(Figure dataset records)
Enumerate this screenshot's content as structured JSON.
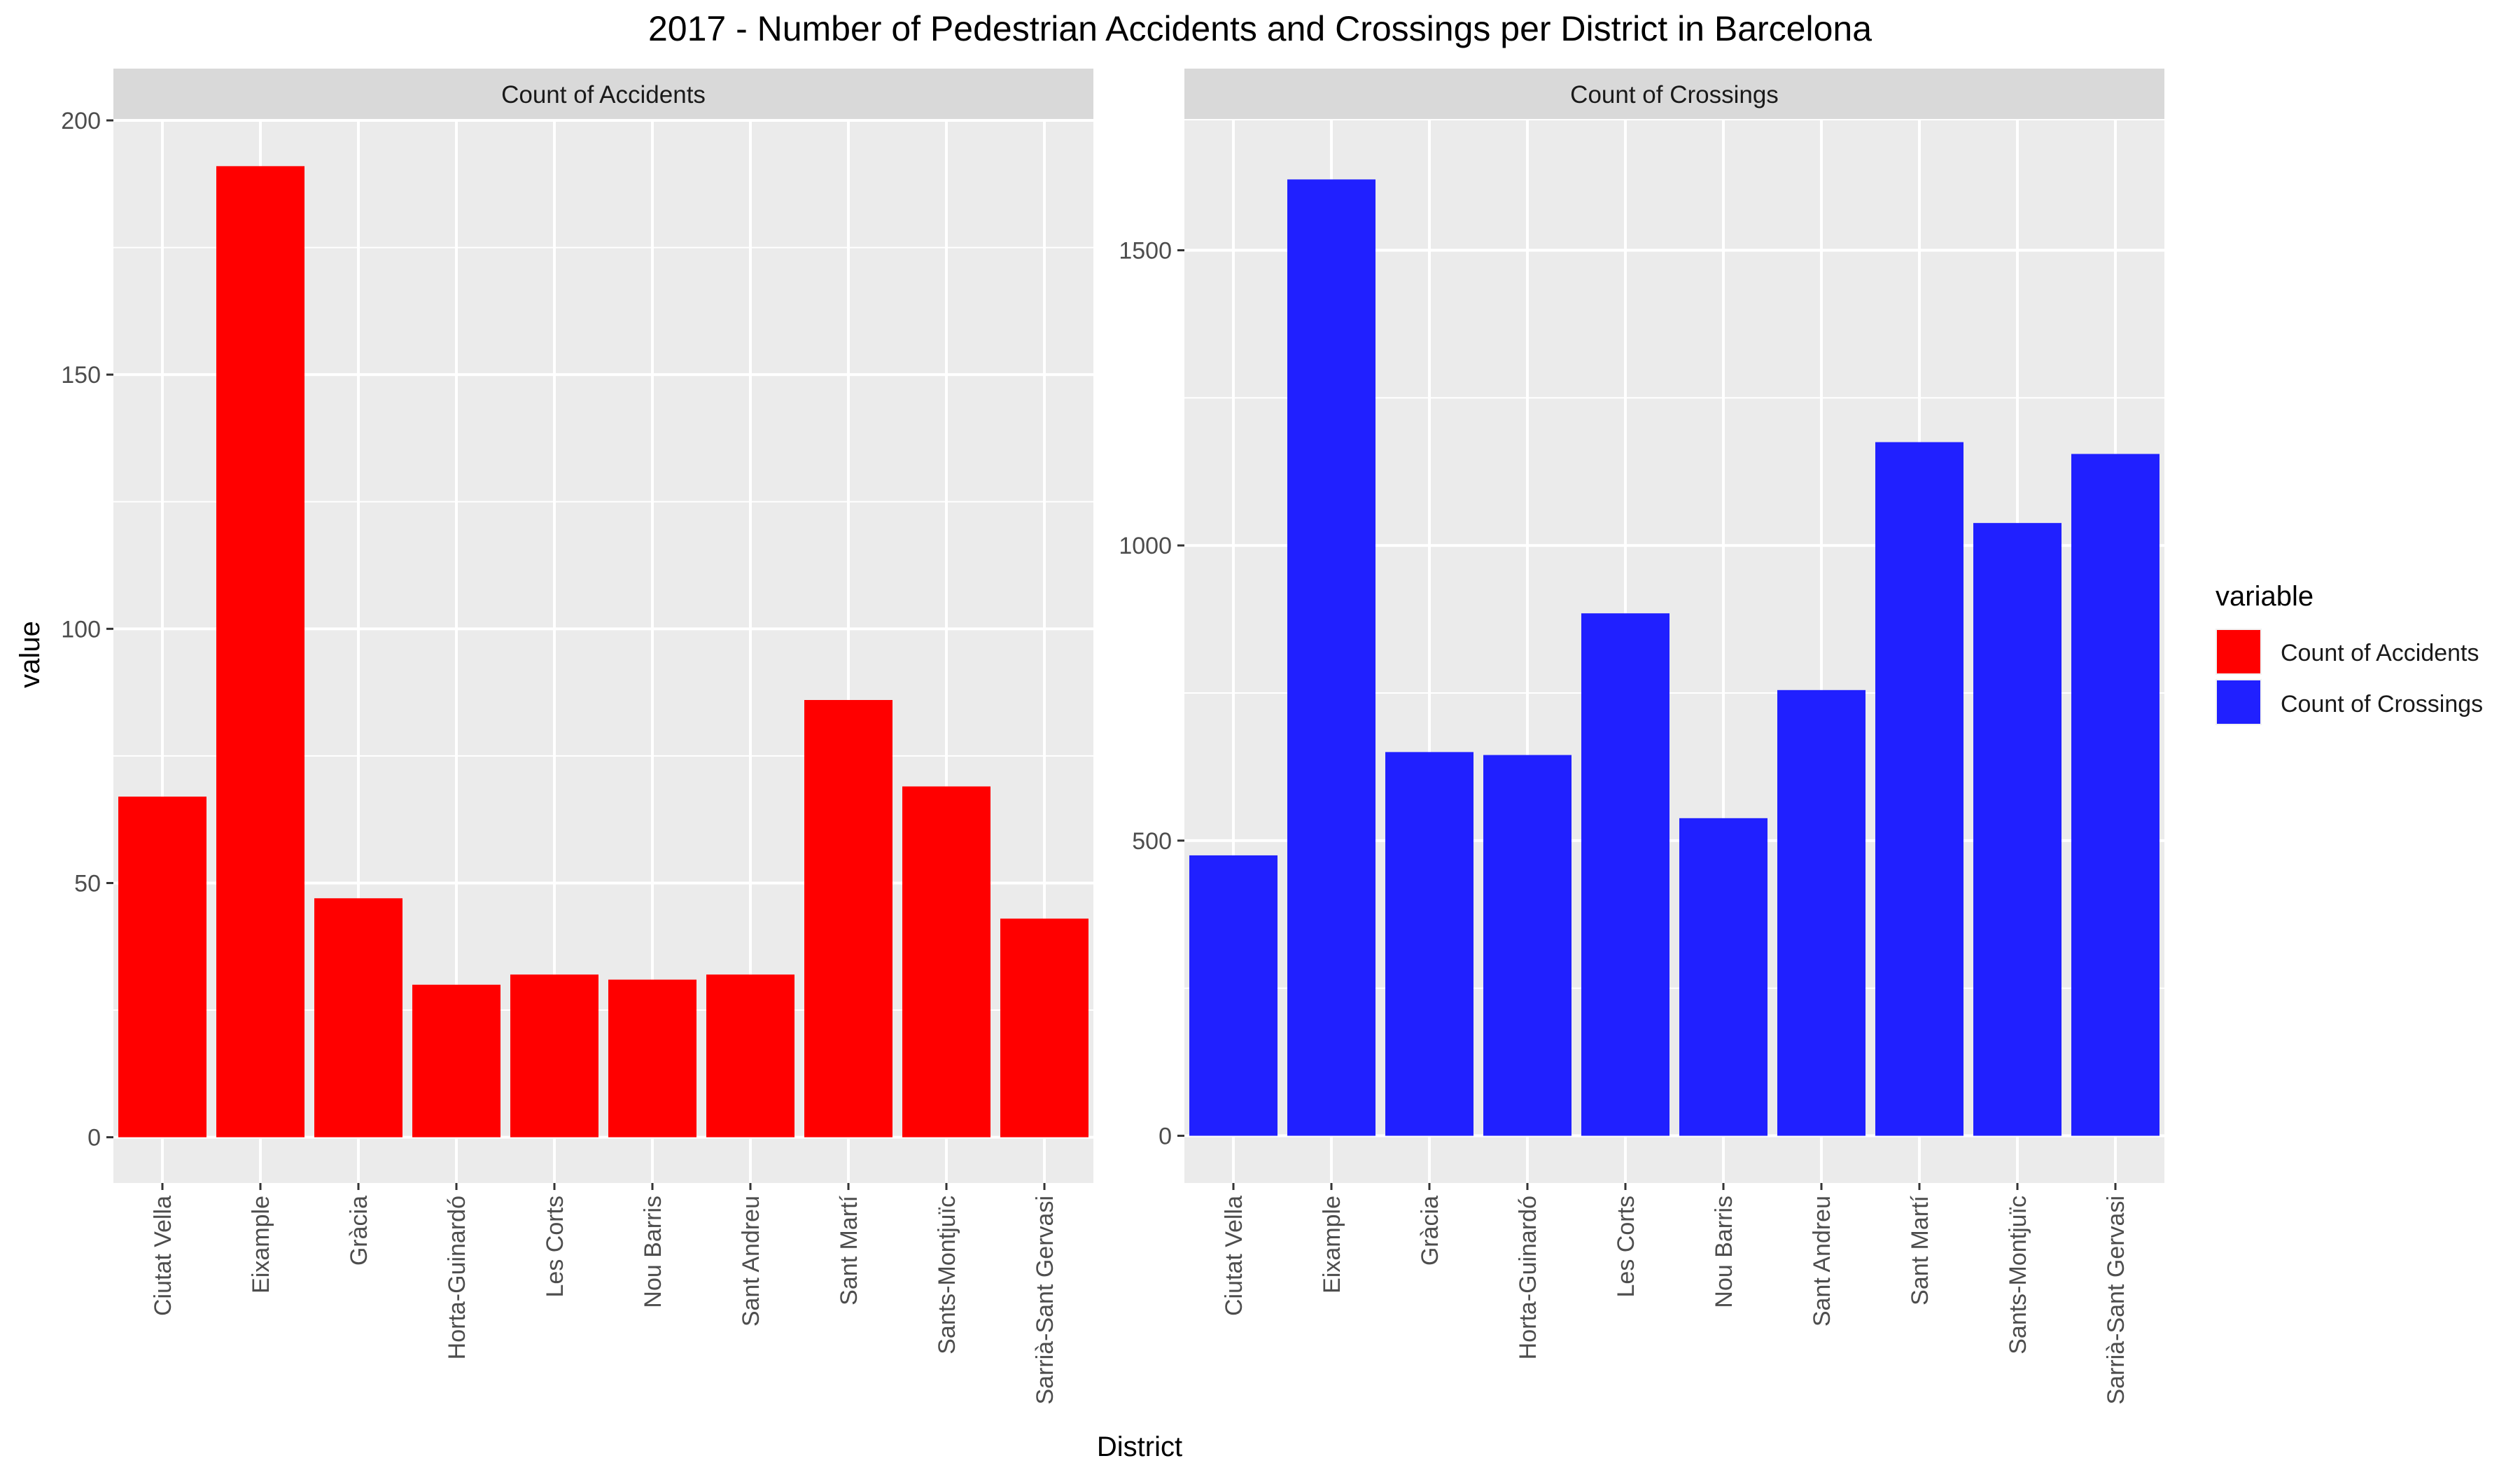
{
  "chart_data": {
    "type": "bar",
    "title": "2017 - Number of Pedestrian Accidents and Crossings per District in Barcelona",
    "xlabel": "District",
    "ylabel": "value",
    "categories": [
      "Ciutat Vella",
      "Eixample",
      "Gràcia",
      "Horta-Guinardó",
      "Les Corts",
      "Nou Barris",
      "Sant Andreu",
      "Sant Martí",
      "Sants-Montjuïc",
      "Sarrià-Sant Gervasi"
    ],
    "grid": true,
    "legend": {
      "title": "variable",
      "position": "right",
      "entries": [
        "Count of Accidents",
        "Count of Crossings"
      ]
    },
    "panels": [
      {
        "strip_label": "Count of Accidents",
        "color": "#ff0000",
        "ylim": [
          -9,
          200
        ],
        "yticks": [
          0,
          50,
          100,
          150,
          200
        ],
        "values": [
          67,
          191,
          47,
          30,
          32,
          31,
          32,
          86,
          69,
          43
        ]
      },
      {
        "strip_label": "Count of Crossings",
        "color": "#2020ff",
        "ylim": [
          -80,
          1720
        ],
        "yticks": [
          0,
          500,
          1000,
          1500
        ],
        "values": [
          475,
          1620,
          650,
          645,
          885,
          538,
          755,
          1175,
          1038,
          1155
        ]
      }
    ]
  }
}
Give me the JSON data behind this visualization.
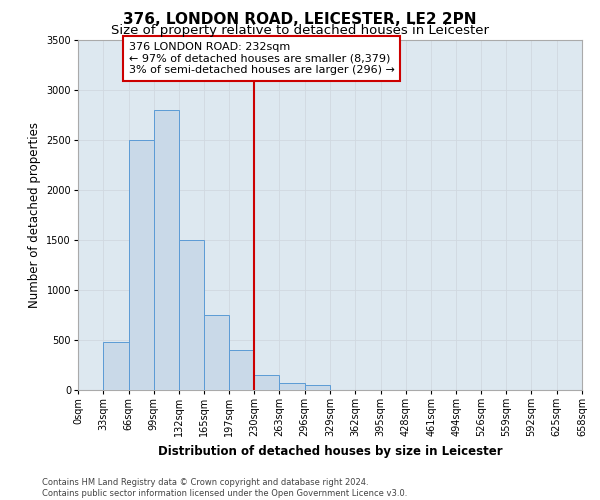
{
  "title": "376, LONDON ROAD, LEICESTER, LE2 2PN",
  "subtitle": "Size of property relative to detached houses in Leicester",
  "xlabel": "Distribution of detached houses by size in Leicester",
  "ylabel": "Number of detached properties",
  "bin_edges": [
    0,
    33,
    66,
    99,
    132,
    165,
    197,
    230,
    263,
    296,
    329,
    362,
    395,
    428,
    461,
    494,
    526,
    559,
    592,
    625,
    658
  ],
  "bar_heights": [
    0,
    480,
    2500,
    2800,
    1500,
    750,
    400,
    150,
    70,
    50,
    0,
    0,
    0,
    0,
    0,
    0,
    0,
    0,
    0,
    0
  ],
  "bar_color": "#c9d9e8",
  "bar_edge_color": "#5b9bd5",
  "property_line_x": 230,
  "property_line_color": "#cc0000",
  "annotation_text": "376 LONDON ROAD: 232sqm\n← 97% of detached houses are smaller (8,379)\n3% of semi-detached houses are larger (296) →",
  "annotation_box_color": "#cc0000",
  "annotation_bg_color": "#ffffff",
  "ylim": [
    0,
    3500
  ],
  "yticks": [
    0,
    500,
    1000,
    1500,
    2000,
    2500,
    3000,
    3500
  ],
  "tick_labels": [
    "0sqm",
    "33sqm",
    "66sqm",
    "99sqm",
    "132sqm",
    "165sqm",
    "197sqm",
    "230sqm",
    "263sqm",
    "296sqm",
    "329sqm",
    "362sqm",
    "395sqm",
    "428sqm",
    "461sqm",
    "494sqm",
    "526sqm",
    "559sqm",
    "592sqm",
    "625sqm",
    "658sqm"
  ],
  "footer_line1": "Contains HM Land Registry data © Crown copyright and database right 2024.",
  "footer_line2": "Contains public sector information licensed under the Open Government Licence v3.0.",
  "bg_color": "#ffffff",
  "grid_color": "#d0d8e0",
  "title_fontsize": 11,
  "subtitle_fontsize": 9.5,
  "axis_label_fontsize": 8.5,
  "tick_fontsize": 7,
  "footer_fontsize": 6,
  "annotation_fontsize": 8
}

● **Given request**:
Count how many lines include the string "ylabel". Nothing but the number is needed.

● **Solution for this exercise**:
2